--- TEXT PASSAGE ---
··········
I mean, clearly seeing your mindset and the way that you view it uh your your career now, it's not like you had one career transition, you've had multiple. Right. And you you I love that it's in the direction of where you wanna go because that's all we can ever know. Right. There's some north star and I keep kind of gauging and evaluating and pivoting and seeing like is this closer to what I wanna be doing? Is this not? Do I and how do I go? But I wonder like so how do you view the future of your career? Is it more the same kind of I keep taking steps closer to where it is and allowing myself to pivot? Is it like I found it and this is it. I wanna be a coder for the rest of my life. How do you view the future for yourself?
So the only, truly honest answer I can give you that, Goli, is I have no idea. [Yeah.] Cause I've still got another 20, 30 years ahead in it. [Yeah.] Right. The world is also changing rapidly. What I can tell you is the couple of things that I won't do from my past that I, you know, that I won't repeat. One is I will no longer think of a career the way everybody else does. At the end of the day, what we tend to forget is that it's a very important word before career, my career. [Right.] Right. I'm just gonna own it. It is about me. It's all about me. Okay. And it's all about what makes me happy, what makes me come alive. Personally for me, good people, which is part of the reason I joined Chainlink. Uh and one of the best things about being at Google with the people that were amazing. Curiosity. So I am giving myself full permission to follow my curiosity because I realize that from a Maslow's hierarchy perspective, most of my needs kind of will be met. I may not be particularly rich. I may not be particularly famous. I'm gonna have a boss. [Right.] You know and I'm okay with that. Right. [Yeah.] And anything that comes on top of that great. Upside, right. So that's aligning with my values. So that's principle two: align with my values. [Mm-hmm.] And three, recognize that as I change, hopefully my values will change. [Yes.] Cause I am embarrassed by who I was 20 years ago. I'm 41 now, I hope in 20 years, I'll be embarrassed by some of the things I say in this conversation in a good way. [Yes.] That I've evolved because me being embarrassed by my past is proof that I have evolved.
··········
Excerpts from a layout annotation set:
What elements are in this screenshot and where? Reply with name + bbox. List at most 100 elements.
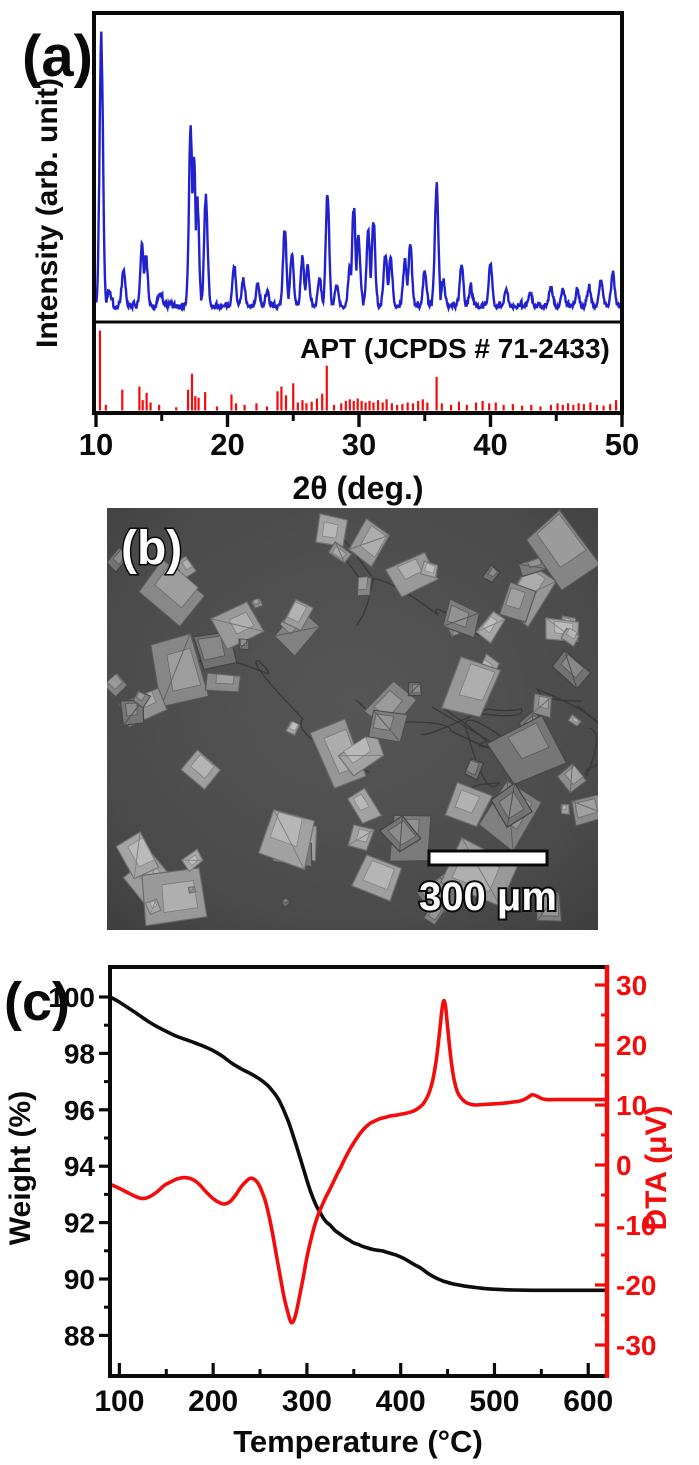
crystal-edge (274, 626, 320, 637)
crystal-edge (532, 696, 552, 714)
weight-tick-label: 94 (64, 1151, 96, 1182)
sem-crystal (556, 762, 588, 794)
crystal-edge (160, 633, 191, 708)
x-tick-label: 600 (563, 1385, 613, 1418)
dta-tick-label: 0 (616, 1150, 632, 1181)
crystal-edge (347, 829, 375, 846)
sem-crystal (350, 854, 403, 902)
dta-curve (108, 998, 609, 1325)
crystal-facet (424, 562, 436, 574)
crystal-facet (357, 576, 369, 590)
crystal-facet (427, 905, 443, 921)
reference-stick-pattern (98, 330, 618, 411)
weight-tick-label: 100 (48, 982, 95, 1013)
x-tick-label: 500 (469, 1385, 519, 1418)
sem-crystal (475, 610, 506, 644)
crystal-edge (564, 650, 578, 689)
crystal-facet (505, 587, 526, 610)
crystal-facet (352, 793, 370, 811)
crystal-facet (228, 611, 255, 635)
sem-crystal (132, 689, 152, 709)
x-tick-label: 10 (79, 427, 113, 462)
dta-tick-label: -20 (616, 1270, 656, 1301)
weight-axis-label: Weight (%) (4, 1091, 37, 1245)
sem-crystals (107, 509, 598, 927)
x-tick-label: 40 (473, 427, 507, 462)
xrd-xlabel: 2θ (deg.) (292, 470, 423, 506)
crystal-facet (560, 654, 585, 679)
sem-crystal (315, 513, 349, 547)
tg-dta-panel: 100 200 300 400 500 600889092949698100-30-20-… (4, 965, 673, 1459)
crystal-edge (149, 898, 157, 915)
sem-crystal (180, 749, 222, 791)
sem-panel: (b) 300 μm (107, 508, 598, 930)
crystal-facet (215, 673, 235, 685)
sem-crystal (141, 867, 208, 927)
crystal-facet (154, 562, 199, 609)
sem-crystal (180, 848, 204, 873)
crystal-edge (569, 763, 573, 793)
sem-crystal (486, 714, 568, 786)
crystal-facet (166, 647, 202, 692)
xrd-ylabel: Intensity (arb. unit) (31, 78, 64, 348)
crystal-edge (518, 563, 548, 570)
sem-crystal (444, 781, 494, 828)
sem-crystal (348, 517, 391, 568)
sem-crystal (378, 815, 422, 853)
crystal-edge (210, 618, 265, 632)
x-tick-label: 20 (210, 427, 244, 462)
sem-crystal (570, 794, 598, 827)
crystal-facet (269, 811, 303, 848)
tg-curve (108, 995, 609, 1293)
sem-crystal (356, 576, 373, 597)
xrd-panel: 10 20 30 40 50 (a) Intensity (arb. unit) 2θ … (22, 11, 639, 506)
crystal-facet (387, 820, 417, 846)
sem-crystal (525, 509, 598, 592)
panel-c-label: (c) (4, 972, 70, 1032)
crystal-edge (334, 541, 345, 564)
crystal-facet (562, 804, 567, 811)
crystal-facet (447, 604, 470, 628)
crystal-facet (571, 716, 580, 724)
sem-crystal (204, 672, 242, 693)
weight-tick-label: 98 (64, 1038, 95, 1069)
x-tick-label: 100 (94, 1385, 144, 1418)
jcpds-annotation: APT (JCPDS # 71-2433) (300, 333, 610, 364)
sem-crystal (463, 757, 485, 781)
dta-tick-label: 10 (616, 1090, 647, 1121)
dta-tick-label: 30 (616, 970, 647, 1001)
crystal-facet (281, 897, 290, 905)
xrd-curve (95, 31, 624, 313)
sem-crystal (285, 721, 301, 736)
crystal-facet (481, 615, 498, 634)
sem-crystal (535, 891, 563, 923)
crystal-facet (161, 880, 199, 913)
dta-tick-label: 20 (616, 1030, 647, 1061)
sem-crystal (551, 649, 592, 690)
sem-crystal (498, 581, 537, 623)
x-tick-label: 400 (376, 1385, 426, 1418)
dta-tick-label: -30 (616, 1330, 656, 1361)
weight-tick-label: 90 (64, 1264, 95, 1295)
plot-frame (108, 965, 607, 1378)
crystal-edge (239, 639, 250, 650)
sem-crystal (115, 831, 160, 880)
panel-b-label: (b) (121, 522, 182, 575)
sem-crystal (490, 782, 533, 829)
crystal-facet (507, 722, 550, 760)
sem-crystal (238, 638, 250, 651)
crystal-facet (181, 558, 193, 571)
sem-crystal (567, 713, 582, 727)
weight-tick-label: 92 (64, 1208, 95, 1239)
weight-tick-label: 88 (64, 1320, 95, 1351)
sem-crystal (282, 598, 315, 632)
crystal-edge (571, 800, 598, 812)
crystal-facet (565, 627, 578, 640)
sem-crystal (107, 671, 129, 698)
crystal-facet (127, 837, 155, 868)
crystal-facet (252, 598, 261, 606)
crystal-facet (321, 521, 339, 539)
temperature-axis-label: Temperature (°C) (233, 1424, 483, 1459)
sem-crystal (419, 560, 439, 579)
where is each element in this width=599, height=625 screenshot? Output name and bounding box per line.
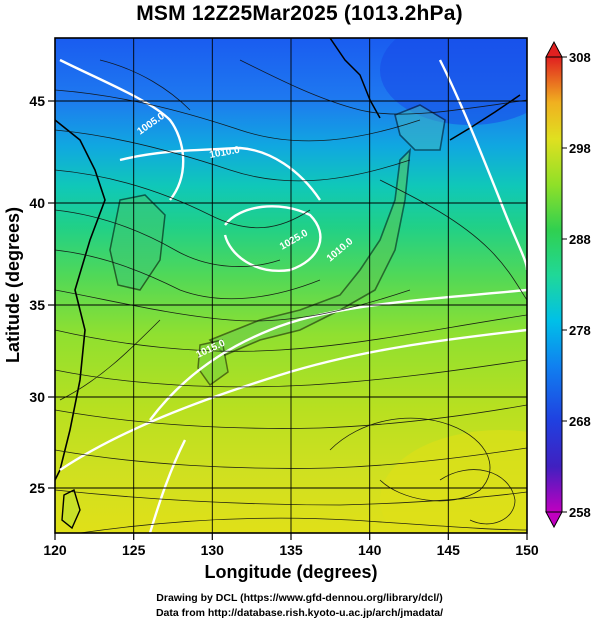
y-tick-labels: 25 30 35 40 45 [29,93,45,496]
colorbar-tick-label: 258 [569,505,591,520]
y-tick-label: 30 [29,389,45,405]
x-axis-label: Longitude (degrees) [204,562,377,582]
taiwan-land [61,489,81,530]
x-tick-label: 135 [279,542,303,558]
weather-map: 1005.0 1010.0 1010.0 1025.0 1015.0 120 1… [3,37,591,582]
sakhalin-coast [329,38,381,119]
x-tick-label: 125 [122,542,146,558]
x-tick-label: 130 [201,542,225,558]
y-tick-label: 25 [29,480,45,496]
kuril-islands [449,94,521,141]
colorbar-tick-label: 278 [569,323,591,338]
colorbar-top-arrow [545,40,563,58]
colorbar-tick-label: 298 [569,141,591,156]
honshu-land [208,147,412,356]
temperature-field [55,38,527,533]
y-tick-label: 35 [29,297,45,313]
colorbar-tick-label: 288 [569,232,591,247]
colorbar-tick-label: 268 [569,414,591,429]
gridlines [55,38,527,533]
hokkaido-land [394,104,446,151]
credit-line-drawing: Drawing by DCL (https://www.gfd-dennou.o… [156,592,443,604]
y-tick-label: 40 [29,195,45,211]
y-axis-label: Latitude (degrees) [3,207,23,363]
x-tick-label: 145 [437,542,461,558]
x-tick-label: 140 [358,542,382,558]
credit-line-data: Data from http://database.rish.kyoto-u.a… [155,607,444,619]
contour-label: 1010.0 [209,145,241,161]
colorbar-bottom-arrow [545,511,563,529]
tick-marks [48,100,528,540]
x-tick-label: 150 [515,542,539,558]
wind-streamlines [55,59,527,533]
x-tick-label: 120 [43,542,67,558]
x-tick-labels: 120 125 130 135 140 145 150 [43,542,539,558]
mainland-coast [55,119,106,481]
isobars [59,58,527,533]
colorbar: 308 298 288 278 268 258 [545,40,591,529]
figure-title: MSM 12Z25Mar2025 (1013.2hPa) [136,2,463,25]
y-tick-label: 45 [29,93,45,109]
colorbar-tick-label: 308 [569,50,591,65]
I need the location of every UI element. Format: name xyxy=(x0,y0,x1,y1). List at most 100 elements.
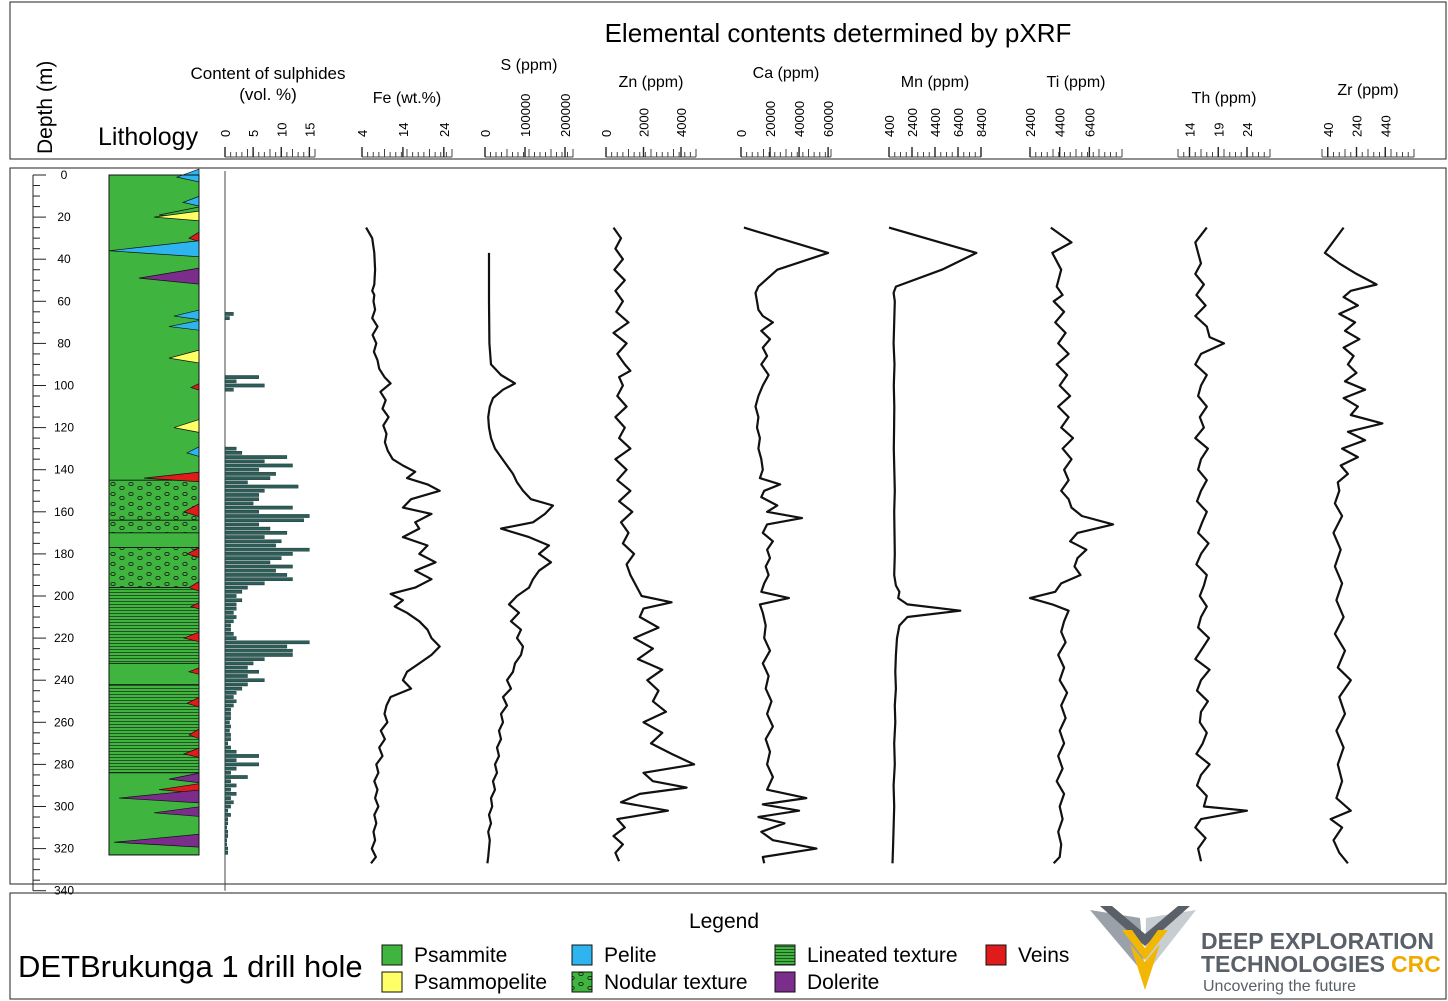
header-title: Elemental contents determined by pXRF xyxy=(605,18,1072,48)
element-tick-label: 0 xyxy=(734,130,749,137)
element-tick-label: 400 xyxy=(882,115,897,137)
profile-line xyxy=(612,226,696,862)
element-tick-label: 4 xyxy=(355,130,370,137)
sulphide-bar xyxy=(224,669,259,674)
sulphide-bar xyxy=(224,766,237,771)
element-title: Zr (ppm) xyxy=(1337,82,1398,99)
lithology-label: Lithology xyxy=(98,123,199,151)
sulphide-bar xyxy=(224,505,293,510)
depth-tick-label: 320 xyxy=(54,842,74,856)
sulphide-bar xyxy=(224,813,231,817)
sulphide-bar xyxy=(224,691,237,695)
depth-tick-label: 220 xyxy=(54,631,74,645)
sulphide-bar xyxy=(224,796,231,800)
element-tick-label: 2400 xyxy=(905,108,920,137)
sulphide-bar xyxy=(224,463,293,468)
sulphide-bar xyxy=(224,581,265,586)
depth-tick-label: 280 xyxy=(54,757,74,771)
depth-tick-label: 300 xyxy=(54,800,74,814)
sulphide-bar xyxy=(224,775,248,779)
sulphide-bar xyxy=(224,749,237,754)
sulphide-bar xyxy=(224,648,293,653)
sulphide-bar xyxy=(224,754,259,758)
sulphide-bar xyxy=(224,606,237,611)
depth-tick-label: 200 xyxy=(54,589,74,603)
sulphide-bar xyxy=(224,531,288,535)
element-title: Th (ppm) xyxy=(1192,90,1257,107)
sulphide-bar xyxy=(224,611,234,615)
sulphide-bar xyxy=(224,493,259,497)
element-tick-label: 40 xyxy=(1321,123,1336,137)
depth-tick-label: 340 xyxy=(54,884,74,898)
sulphide-bar xyxy=(224,556,282,560)
sulphide-bar xyxy=(224,644,288,649)
legend-label: Dolerite xyxy=(807,971,879,994)
element-tick-label: 100000 xyxy=(518,94,533,137)
sulphide-bar xyxy=(224,585,248,590)
depth-axis: 0 20 40 60 80 100 120 140 160 180 200 220 240 260 280 3… xyxy=(32,168,74,898)
sulphide-bar xyxy=(224,636,237,640)
plot-frame xyxy=(9,167,1447,885)
logo-line2: TECHNOLOGIES CRC xyxy=(1201,951,1441,977)
logo-tagline: Uncovering the future xyxy=(1203,978,1356,995)
sulphide-bar xyxy=(224,476,271,480)
sulphide-bar xyxy=(224,703,234,708)
profile-line xyxy=(743,226,830,864)
sulphide-bar xyxy=(224,387,234,392)
legend-swatch xyxy=(774,971,796,993)
sulphide-bar xyxy=(224,716,231,720)
element-tick-label: 14 xyxy=(1183,123,1198,137)
sulphide-bar xyxy=(224,632,234,636)
hole-name: DETBrukunga 1 drill hole xyxy=(18,949,363,984)
legend-swatch xyxy=(985,944,1007,966)
sulphide-bar xyxy=(224,758,237,762)
legend-swatch xyxy=(571,971,593,993)
sulphide-bar xyxy=(224,514,310,518)
element-tick-label: 24 xyxy=(437,123,452,137)
sulphide-bar xyxy=(224,653,293,657)
profile-line xyxy=(888,226,978,864)
sulphide-tick-label: 10 xyxy=(274,123,289,137)
sulphide-bar xyxy=(224,851,229,855)
sulphide-bar xyxy=(224,657,265,661)
column-headers: Content of sulphides (vol. %) 0 5 10 15 Fe (wt… xyxy=(191,57,1415,158)
element-tick-label: 4000 xyxy=(674,108,689,137)
sulphide-tick-label: 5 xyxy=(246,130,261,137)
sulphide-bar xyxy=(224,623,231,628)
depth-tick-label: 20 xyxy=(57,210,71,224)
sulphide-bar xyxy=(224,526,271,531)
sulphide-bar xyxy=(224,564,293,569)
profile-line xyxy=(1323,226,1384,864)
sulphide-bar xyxy=(224,728,230,733)
element-tick-label: 8400 xyxy=(974,108,989,137)
sulphide-bar xyxy=(224,589,243,594)
sulphide-bar xyxy=(224,695,234,699)
sulphide-title: Content of sulphides xyxy=(191,64,346,83)
sulphide-bar xyxy=(224,745,231,750)
element-tick-label: 200000 xyxy=(558,94,573,137)
legend-swatch xyxy=(571,944,593,966)
logo-crc: CRC xyxy=(1391,951,1441,977)
sulphide-bar xyxy=(224,459,265,464)
sulphide-bar xyxy=(224,829,229,834)
element-tick-label: 240 xyxy=(1350,115,1365,137)
element-tick-label: 60000 xyxy=(821,101,836,137)
sulphide-bar xyxy=(224,737,231,741)
sulphide-bar xyxy=(224,699,237,704)
sulphide-bar xyxy=(224,488,265,493)
sulphide-bar xyxy=(224,560,271,565)
sulphide-bar xyxy=(224,316,230,320)
depth-tick-label: 240 xyxy=(54,673,74,687)
legend-title: Legend xyxy=(689,910,759,933)
legend-label: Veins xyxy=(1018,944,1069,967)
sulphide-bar xyxy=(224,547,310,552)
sulphide-bar xyxy=(224,724,231,729)
sulphide-bar xyxy=(224,682,248,687)
element-tick-label: 40000 xyxy=(792,101,807,137)
profile-line xyxy=(1028,226,1115,865)
sulphide-bar xyxy=(224,472,276,476)
sulphide-tick-label: 15 xyxy=(302,123,317,137)
legend-label: Psammopelite xyxy=(414,971,547,994)
sulphide-bar xyxy=(224,674,248,678)
sulphide-bar xyxy=(224,539,282,544)
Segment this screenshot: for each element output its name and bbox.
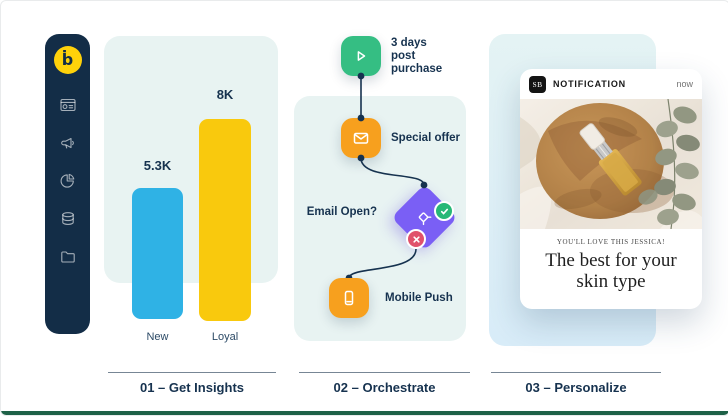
notification-headline: The best for your skin type [545,250,677,292]
step-orchestrate: 02 – Orchestrate [299,372,470,395]
sidebar: ḃ [45,34,90,334]
step-personalize: 03 – Personalize [491,372,661,395]
bar-category-new: New [146,331,169,343]
pie-chart-icon[interactable] [59,172,77,190]
megaphone-icon[interactable] [59,134,77,152]
x-icon [412,235,420,243]
step-label: 02 – Orchestrate [333,380,436,395]
notification-timestamp: now [676,79,693,89]
smartphone-icon [344,290,354,306]
step-divider [108,372,276,373]
bar-value-new: 5.3K [143,158,172,173]
brand-logo-glyph: ḃ [61,50,74,69]
notification-body: YOU'LL LOVE THIS JESSICA! The best for y… [520,229,702,292]
play-icon [357,51,366,61]
branch-no-pin[interactable] [406,229,426,249]
email-action-label: Special offer [391,132,461,144]
bar-loyal [199,119,251,321]
check-icon [440,208,448,215]
product-photo [520,99,702,229]
step-label: 01 – Get Insights [139,380,245,395]
condition-node[interactable] [391,184,458,251]
bar-category-loyal: Loyal [211,331,239,343]
app-badge: SB [529,75,546,93]
bar-value-loyal: 8K [216,87,234,102]
mobile-push-node[interactable] [329,278,369,318]
step-label: 03 – Personalize [525,380,627,395]
email-action-node[interactable] [341,118,381,158]
step-divider [299,372,470,373]
notification-title: NOTIFICATION [553,79,626,89]
branch-yes-pin[interactable] [434,201,454,221]
step-get-insights: 01 – Get Insights [108,372,276,395]
notification-header: SB NOTIFICATION now [520,69,702,99]
dashboard-icon[interactable] [59,96,77,114]
condition-label: Email Open? [306,206,377,218]
bar-new [132,188,183,319]
trigger-node[interactable] [341,36,381,76]
database-icon[interactable] [59,210,77,228]
notification-kicker: YOU'LL LOVE THIS JESSICA! [556,238,666,246]
brand-logo[interactable]: ḃ [53,46,82,74]
branch-icon [418,211,432,225]
envelope-icon [353,132,369,144]
trigger-label: 3 days post purchase [391,37,443,75]
bottom-accent-strip [1,411,728,415]
folder-icon[interactable] [59,248,77,266]
insights-panel [104,36,278,283]
notification-card: SB NOTIFICATION now [520,69,702,309]
mobile-push-label: Mobile Push [385,292,453,304]
sidebar-nav [59,96,77,266]
step-divider [491,372,661,373]
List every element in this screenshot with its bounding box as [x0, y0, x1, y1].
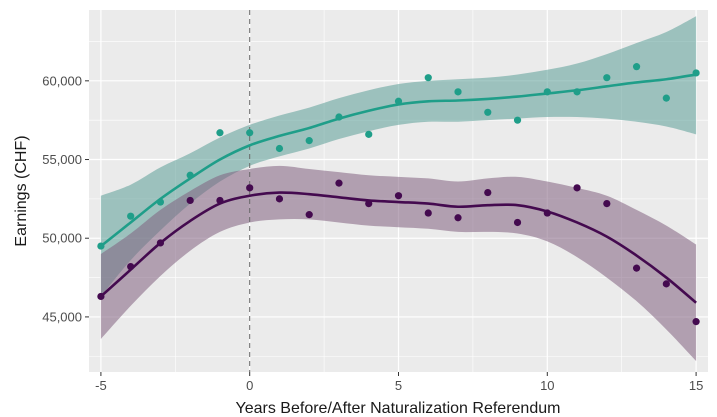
- data-point-series-1: [97, 242, 105, 250]
- data-point-series-1: [246, 129, 254, 137]
- x-tick-label: 0: [246, 378, 253, 393]
- data-point-series-1: [127, 212, 135, 220]
- data-point-series-2: [484, 188, 492, 197]
- x-axis-title: Years Before/After Naturalization Refere…: [236, 400, 561, 417]
- data-point-series-2: [603, 199, 611, 208]
- x-tick-label: 15: [689, 378, 703, 393]
- y-tick-label: 50,000: [42, 231, 82, 246]
- y-axis-title: Earnings (CHF): [13, 135, 30, 246]
- data-point-series-1: [275, 144, 284, 153]
- data-point-series-2: [246, 184, 254, 192]
- data-point-series-1: [692, 69, 700, 77]
- axis-ticks: -5 0 5 10 15 45,000 50,000 55,000 60,000: [42, 73, 703, 393]
- data-point-series-2: [216, 196, 224, 205]
- confidence-band-1: [100, 16, 697, 297]
- data-point-series-1: [424, 74, 432, 82]
- data-point-series-2: [275, 195, 284, 203]
- data-point-series-2: [335, 179, 343, 187]
- data-point-series-1: [662, 94, 670, 102]
- data-point-series-1: [543, 88, 551, 96]
- smooth-fit-line-2: [100, 191, 697, 304]
- data-point-series-2: [454, 214, 462, 222]
- data-point-series-1: [484, 108, 492, 116]
- x-tick-label: 10: [540, 378, 554, 393]
- data-point-series-2: [156, 239, 165, 247]
- data-point-series-2: [127, 262, 135, 271]
- data-point-series-2: [692, 318, 700, 326]
- data-point-series-1: [603, 74, 611, 82]
- y-tick-label: 55,000: [42, 152, 82, 167]
- x-tick-label: 5: [395, 378, 402, 393]
- data-point-series-1: [156, 198, 165, 206]
- data-point-series-2: [365, 199, 373, 208]
- data-point-series-1: [394, 97, 403, 105]
- data-point-series-2: [186, 196, 194, 205]
- data-point-series-1: [186, 171, 194, 179]
- x-tick-label: -5: [95, 378, 107, 393]
- data-point-series-2: [573, 184, 581, 192]
- data-point-series-1: [305, 137, 313, 145]
- data-point-series-1: [573, 88, 581, 96]
- data-point-series-2: [662, 280, 670, 288]
- y-tick-label: 60,000: [42, 73, 82, 88]
- data-point-series-1: [513, 116, 522, 124]
- data-point-series-2: [543, 209, 551, 217]
- data-point-series-2: [394, 192, 403, 200]
- y-tick-label: 45,000: [42, 309, 82, 324]
- data-point-series-2: [424, 209, 432, 217]
- data-point-series-1: [632, 63, 641, 71]
- data-point-series-2: [305, 211, 313, 219]
- data-point-series-1: [216, 129, 224, 137]
- data-point-series-2: [632, 264, 641, 272]
- data-point-series-2: [513, 218, 522, 227]
- data-point-series-1: [454, 88, 462, 96]
- data-point-series-1: [335, 113, 343, 121]
- data-points: [97, 63, 700, 326]
- data-point-series-1: [365, 130, 373, 138]
- data-point-series-2: [97, 292, 105, 301]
··········
--- EXERCISE SET ---
1 - Translate the sentence "The world is also changing rapidly." from the career conversation into Spanish.
2 - In the career conversation, what age does the second speaker give?
3 - Write out everything in the career conversation from "I mean, clearly" down to "future for yourself?", substituting "guiding light" for "north star".

--- ANSWER SET ---
1 - El mundo también está cambiando rápidamente.

2 - 41.

3 -
I mean, clearly seeing your mindset and the way that you view it uh your your career now, it's not like you had one career transition, you've had multiple. Right. And you you I love that it's in the direction of where you wanna go because that's all we can ever know. Right. There's some guiding light and I keep kind of gauging and evaluating and pivoting and seeing like is this closer to what I wanna be doing? Is this not? Do I and how do I go? But I wonder like so how do you view the future of your career? Is it more the same kind of I keep taking steps closer to where it is and allowing myself to pivot? Is it like I found it and this is it. I wanna be a coder for the rest of my life. How do you view the future for yourself?